Search the material below for the word "name" and copy every line in which it occurs.

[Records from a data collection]
------------------------------------------------------------------------

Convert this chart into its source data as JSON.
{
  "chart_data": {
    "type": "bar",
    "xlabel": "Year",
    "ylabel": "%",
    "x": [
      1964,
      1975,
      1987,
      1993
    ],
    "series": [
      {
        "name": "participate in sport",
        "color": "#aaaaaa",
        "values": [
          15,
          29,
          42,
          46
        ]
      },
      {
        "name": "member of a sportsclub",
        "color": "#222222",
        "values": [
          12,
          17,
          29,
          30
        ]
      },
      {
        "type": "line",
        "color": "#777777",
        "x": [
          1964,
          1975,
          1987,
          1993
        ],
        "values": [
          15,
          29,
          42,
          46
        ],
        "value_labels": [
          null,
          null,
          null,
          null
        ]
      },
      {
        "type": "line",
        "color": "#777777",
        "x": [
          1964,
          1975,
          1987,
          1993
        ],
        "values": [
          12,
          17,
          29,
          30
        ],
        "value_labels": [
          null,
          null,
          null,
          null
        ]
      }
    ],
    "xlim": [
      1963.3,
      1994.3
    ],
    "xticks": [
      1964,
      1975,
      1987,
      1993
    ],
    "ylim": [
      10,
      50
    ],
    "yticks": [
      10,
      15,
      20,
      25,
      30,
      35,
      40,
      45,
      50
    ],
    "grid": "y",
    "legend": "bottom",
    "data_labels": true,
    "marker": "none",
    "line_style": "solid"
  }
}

------------------------------------------------------------------------

■ **Reply**:
        "name": "participate in sport",
        "name": "member of a sportsclub",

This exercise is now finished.